■ Objective: Make an exact copy of all the entries, with the pictures left out.

■ Material shown:

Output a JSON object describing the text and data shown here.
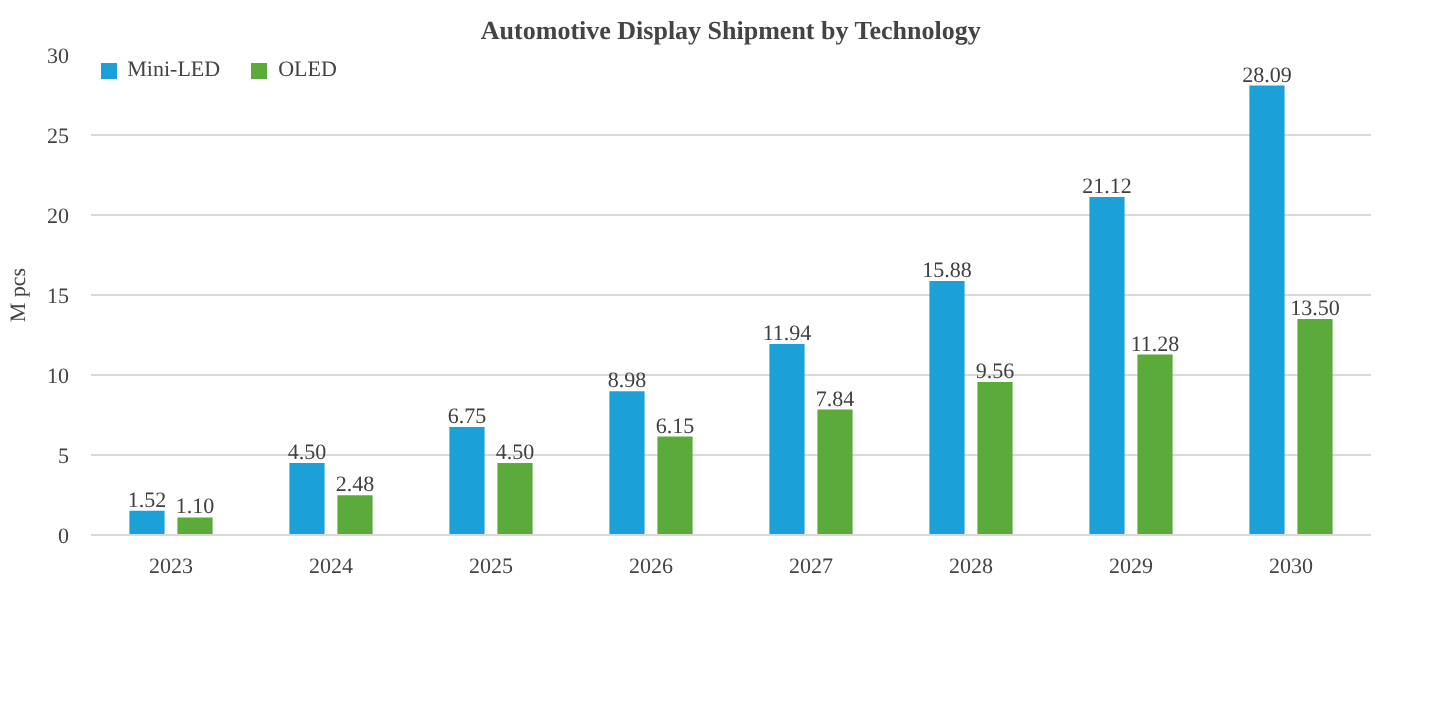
{
  "chart_data": {
    "type": "bar",
    "title": "Automotive Display Shipment by Technology",
    "ylabel": "M pcs",
    "categories": [
      "2023",
      "2024",
      "2025",
      "2026",
      "2027",
      "2028",
      "2029",
      "2030"
    ],
    "series": [
      {
        "name": "Mini-LED",
        "color": "#1ba1d8",
        "values": [
          1.52,
          4.5,
          6.75,
          8.98,
          11.94,
          15.88,
          21.12,
          28.09
        ],
        "value_labels": [
          "1.52",
          "4.50",
          "6.75",
          "8.98",
          "11.94",
          "15.88",
          "21.12",
          "28.09"
        ]
      },
      {
        "name": "OLED",
        "color": "#5aab3a",
        "values": [
          1.1,
          2.48,
          4.5,
          6.15,
          7.84,
          9.56,
          11.28,
          13.5
        ],
        "value_labels": [
          "1.10",
          "2.48",
          "4.50",
          "6.15",
          "7.84",
          "9.56",
          "11.28",
          "13.50"
        ]
      }
    ],
    "ylim": [
      0,
      30
    ],
    "yticks": [
      0,
      5,
      10,
      15,
      20,
      25,
      30
    ],
    "grid": "y",
    "legend": "top left"
  }
}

■ Answer for the task:
Output a JSON object describing the text and data shown here.
{
  "chart_data": {
    "type": "bar",
    "title": "Automotive Display Shipment by Technology",
    "ylabel": "M pcs",
    "categories": [
      "2023",
      "2024",
      "2025",
      "2026",
      "2027",
      "2028",
      "2029",
      "2030"
    ],
    "series": [
      {
        "name": "Mini-LED",
        "color": "#1ba1d8",
        "values": [
          1.52,
          4.5,
          6.75,
          8.98,
          11.94,
          15.88,
          21.12,
          28.09
        ],
        "value_labels": [
          "1.52",
          "4.50",
          "6.75",
          "8.98",
          "11.94",
          "15.88",
          "21.12",
          "28.09"
        ]
      },
      {
        "name": "OLED",
        "color": "#5aab3a",
        "values": [
          1.1,
          2.48,
          4.5,
          6.15,
          7.84,
          9.56,
          11.28,
          13.5
        ],
        "value_labels": [
          "1.10",
          "2.48",
          "4.50",
          "6.15",
          "7.84",
          "9.56",
          "11.28",
          "13.50"
        ]
      }
    ],
    "ylim": [
      0,
      30
    ],
    "yticks": [
      0,
      5,
      10,
      15,
      20,
      25,
      30
    ],
    "grid": "y",
    "legend": "top left"
  }
}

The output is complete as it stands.